Material provided:
⟨
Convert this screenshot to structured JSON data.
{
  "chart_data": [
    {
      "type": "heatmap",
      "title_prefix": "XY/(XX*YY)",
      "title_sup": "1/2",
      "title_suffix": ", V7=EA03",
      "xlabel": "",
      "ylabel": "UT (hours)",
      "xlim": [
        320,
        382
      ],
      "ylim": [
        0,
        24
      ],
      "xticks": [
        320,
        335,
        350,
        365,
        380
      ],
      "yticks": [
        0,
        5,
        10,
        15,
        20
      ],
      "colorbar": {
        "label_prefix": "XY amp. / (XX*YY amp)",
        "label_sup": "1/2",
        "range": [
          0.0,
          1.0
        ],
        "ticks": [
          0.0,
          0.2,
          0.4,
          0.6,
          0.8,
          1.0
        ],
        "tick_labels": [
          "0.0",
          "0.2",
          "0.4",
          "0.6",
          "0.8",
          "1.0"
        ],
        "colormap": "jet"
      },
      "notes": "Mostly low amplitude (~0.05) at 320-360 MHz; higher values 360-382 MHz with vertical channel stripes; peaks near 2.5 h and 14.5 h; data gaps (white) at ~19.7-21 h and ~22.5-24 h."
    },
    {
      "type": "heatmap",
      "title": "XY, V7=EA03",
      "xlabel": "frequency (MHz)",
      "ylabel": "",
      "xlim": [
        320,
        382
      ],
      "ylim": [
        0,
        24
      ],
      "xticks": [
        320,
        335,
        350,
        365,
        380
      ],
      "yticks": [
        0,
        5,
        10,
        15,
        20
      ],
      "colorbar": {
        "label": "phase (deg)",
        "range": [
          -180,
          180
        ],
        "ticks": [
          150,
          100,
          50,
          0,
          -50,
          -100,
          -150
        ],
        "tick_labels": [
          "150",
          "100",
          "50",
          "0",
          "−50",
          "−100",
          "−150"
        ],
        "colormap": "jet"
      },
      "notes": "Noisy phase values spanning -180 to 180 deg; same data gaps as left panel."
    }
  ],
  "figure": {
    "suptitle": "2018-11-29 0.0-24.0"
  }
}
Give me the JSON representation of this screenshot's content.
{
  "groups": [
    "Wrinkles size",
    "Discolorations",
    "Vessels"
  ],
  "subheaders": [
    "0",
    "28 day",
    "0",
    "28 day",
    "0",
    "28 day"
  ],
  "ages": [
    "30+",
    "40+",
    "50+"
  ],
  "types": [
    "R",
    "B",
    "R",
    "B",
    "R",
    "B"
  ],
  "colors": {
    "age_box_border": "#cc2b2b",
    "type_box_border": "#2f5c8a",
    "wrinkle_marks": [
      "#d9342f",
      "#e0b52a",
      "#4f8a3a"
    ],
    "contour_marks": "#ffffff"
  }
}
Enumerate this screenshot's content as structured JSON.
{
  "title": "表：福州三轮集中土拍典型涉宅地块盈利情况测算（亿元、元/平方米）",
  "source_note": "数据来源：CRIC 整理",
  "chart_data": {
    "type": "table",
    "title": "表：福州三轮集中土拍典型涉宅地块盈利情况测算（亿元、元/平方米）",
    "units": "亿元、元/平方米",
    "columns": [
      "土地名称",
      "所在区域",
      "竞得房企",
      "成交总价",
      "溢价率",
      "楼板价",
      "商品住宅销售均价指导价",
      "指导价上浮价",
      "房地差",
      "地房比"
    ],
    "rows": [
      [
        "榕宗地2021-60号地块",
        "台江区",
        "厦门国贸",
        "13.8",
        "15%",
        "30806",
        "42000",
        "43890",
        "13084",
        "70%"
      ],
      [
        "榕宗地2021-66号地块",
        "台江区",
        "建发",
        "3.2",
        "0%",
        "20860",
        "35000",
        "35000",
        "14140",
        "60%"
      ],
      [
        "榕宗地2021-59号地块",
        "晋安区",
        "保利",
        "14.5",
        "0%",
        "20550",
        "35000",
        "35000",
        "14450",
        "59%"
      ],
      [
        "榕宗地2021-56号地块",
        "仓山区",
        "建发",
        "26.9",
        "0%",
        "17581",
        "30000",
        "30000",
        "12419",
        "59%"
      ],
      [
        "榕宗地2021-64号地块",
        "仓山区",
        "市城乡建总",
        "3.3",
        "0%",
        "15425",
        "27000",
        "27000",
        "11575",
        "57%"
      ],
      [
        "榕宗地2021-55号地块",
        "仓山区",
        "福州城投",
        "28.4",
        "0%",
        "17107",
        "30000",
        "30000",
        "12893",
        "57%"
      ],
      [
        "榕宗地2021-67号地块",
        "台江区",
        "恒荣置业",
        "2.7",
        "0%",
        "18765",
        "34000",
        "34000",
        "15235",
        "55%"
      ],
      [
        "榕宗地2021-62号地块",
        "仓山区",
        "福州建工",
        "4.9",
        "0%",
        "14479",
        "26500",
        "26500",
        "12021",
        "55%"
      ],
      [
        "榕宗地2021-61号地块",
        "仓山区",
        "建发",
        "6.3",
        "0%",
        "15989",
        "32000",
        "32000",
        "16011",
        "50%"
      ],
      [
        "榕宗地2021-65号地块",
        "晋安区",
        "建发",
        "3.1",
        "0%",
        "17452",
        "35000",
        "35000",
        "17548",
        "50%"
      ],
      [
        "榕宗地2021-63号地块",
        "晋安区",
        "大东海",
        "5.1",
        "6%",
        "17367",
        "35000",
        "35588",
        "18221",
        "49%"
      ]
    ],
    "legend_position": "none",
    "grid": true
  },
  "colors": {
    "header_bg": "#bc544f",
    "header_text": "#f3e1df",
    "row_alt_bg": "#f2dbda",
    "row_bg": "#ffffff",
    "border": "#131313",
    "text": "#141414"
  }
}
⟩
Goal of the exercise: Copy the material above back out, exactly as written.

Correct answer:
Convert this screenshot to structured JSON data.
{
  "chart_data": [
    {
      "type": "heatmap",
      "title_prefix": "XY/(XX*YY)",
      "title_sup": "1/2",
      "title_suffix": ", V7=EA03",
      "xlabel": "",
      "ylabel": "UT (hours)",
      "xlim": [
        320,
        382
      ],
      "ylim": [
        0,
        24
      ],
      "xticks": [
        320,
        335,
        350,
        365,
        380
      ],
      "yticks": [
        0,
        5,
        10,
        15,
        20
      ],
      "colorbar": {
        "label_prefix": "XY amp. / (XX*YY amp)",
        "label_sup": "1/2",
        "range": [
          0.0,
          1.0
        ],
        "ticks": [
          0.0,
          0.2,
          0.4,
          0.6,
          0.8,
          1.0
        ],
        "tick_labels": [
          "0.0",
          "0.2",
          "0.4",
          "0.6",
          "0.8",
          "1.0"
        ],
        "colormap": "jet"
      },
      "notes": "Mostly low amplitude (~0.05) at 320-360 MHz; higher values 360-382 MHz with vertical channel stripes; peaks near 2.5 h and 14.5 h; data gaps (white) at ~19.7-21 h and ~22.5-24 h."
    },
    {
      "type": "heatmap",
      "title": "XY, V7=EA03",
      "xlabel": "frequency (MHz)",
      "ylabel": "",
      "xlim": [
        320,
        382
      ],
      "ylim": [
        0,
        24
      ],
      "xticks": [
        320,
        335,
        350,
        365,
        380
      ],
      "yticks": [
        0,
        5,
        10,
        15,
        20
      ],
      "colorbar": {
        "label": "phase (deg)",
        "range": [
          -180,
          180
        ],
        "ticks": [
          150,
          100,
          50,
          0,
          -50,
          -100,
          -150
        ],
        "tick_labels": [
          "150",
          "100",
          "50",
          "0",
          "−50",
          "−100",
          "−150"
        ],
        "colormap": "jet"
      },
      "notes": "Noisy phase values spanning -180 to 180 deg; same data gaps as left panel."
    }
  ],
  "figure": {
    "suptitle": "2018-11-29 0.0-24.0"
  }
}
Give me the JSON representation of this screenshot's content.
{
  "groups": [
    "Wrinkles size",
    "Discolorations",
    "Vessels"
  ],
  "subheaders": [
    "0",
    "28 day",
    "0",
    "28 day",
    "0",
    "28 day"
  ],
  "ages": [
    "30+",
    "40+",
    "50+"
  ],
  "types": [
    "R",
    "B",
    "R",
    "B",
    "R",
    "B"
  ],
  "colors": {
    "age_box_border": "#cc2b2b",
    "type_box_border": "#2f5c8a",
    "wrinkle_marks": [
      "#d9342f",
      "#e0b52a",
      "#4f8a3a"
    ],
    "contour_marks": "#ffffff"
  }
}
Enumerate this screenshot's content as structured JSON.
{
  "title": "表：福州三轮集中土拍典型涉宅地块盈利情况测算（亿元、元/平方米）",
  "source_note": "数据来源：CRIC 整理",
  "chart_data": {
    "type": "table",
    "title": "表：福州三轮集中土拍典型涉宅地块盈利情况测算（亿元、元/平方米）",
    "units": "亿元、元/平方米",
    "columns": [
      "土地名称",
      "所在区域",
      "竞得房企",
      "成交总价",
      "溢价率",
      "楼板价",
      "商品住宅销售均价指导价",
      "指导价上浮价",
      "房地差",
      "地房比"
    ],
    "rows": [
      [
        "榕宗地2021-60号地块",
        "台江区",
        "厦门国贸",
        "13.8",
        "15%",
        "30806",
        "42000",
        "43890",
        "13084",
        "70%"
      ],
      [
        "榕宗地2021-66号地块",
        "台江区",
        "建发",
        "3.2",
        "0%",
        "20860",
        "35000",
        "35000",
        "14140",
        "60%"
      ],
      [
        "榕宗地2021-59号地块",
        "晋安区",
        "保利",
        "14.5",
        "0%",
        "20550",
        "35000",
        "35000",
        "14450",
        "59%"
      ],
      [
        "榕宗地2021-56号地块",
        "仓山区",
        "建发",
        "26.9",
        "0%",
        "17581",
        "30000",
        "30000",
        "12419",
        "59%"
      ],
      [
        "榕宗地2021-64号地块",
        "仓山区",
        "市城乡建总",
        "3.3",
        "0%",
        "15425",
        "27000",
        "27000",
        "11575",
        "57%"
      ],
      [
        "榕宗地2021-55号地块",
        "仓山区",
        "福州城投",
        "28.4",
        "0%",
        "17107",
        "30000",
        "30000",
        "12893",
        "57%"
      ],
      [
        "榕宗地2021-67号地块",
        "台江区",
        "恒荣置业",
        "2.7",
        "0%",
        "18765",
        "34000",
        "34000",
        "15235",
        "55%"
      ],
      [
        "榕宗地2021-62号地块",
        "仓山区",
        "福州建工",
        "4.9",
        "0%",
        "14479",
        "26500",
        "26500",
        "12021",
        "55%"
      ],
      [
        "榕宗地2021-61号地块",
        "仓山区",
        "建发",
        "6.3",
        "0%",
        "15989",
        "32000",
        "32000",
        "16011",
        "50%"
      ],
      [
        "榕宗地2021-65号地块",
        "晋安区",
        "建发",
        "3.1",
        "0%",
        "17452",
        "35000",
        "35000",
        "17548",
        "50%"
      ],
      [
        "榕宗地2021-63号地块",
        "晋安区",
        "大东海",
        "5.1",
        "6%",
        "17367",
        "35000",
        "35588",
        "18221",
        "49%"
      ]
    ],
    "legend_position": "none",
    "grid": true
  },
  "colors": {
    "header_bg": "#bc544f",
    "header_text": "#f3e1df",
    "row_alt_bg": "#f2dbda",
    "row_bg": "#ffffff",
    "border": "#131313",
    "text": "#141414"
  }
}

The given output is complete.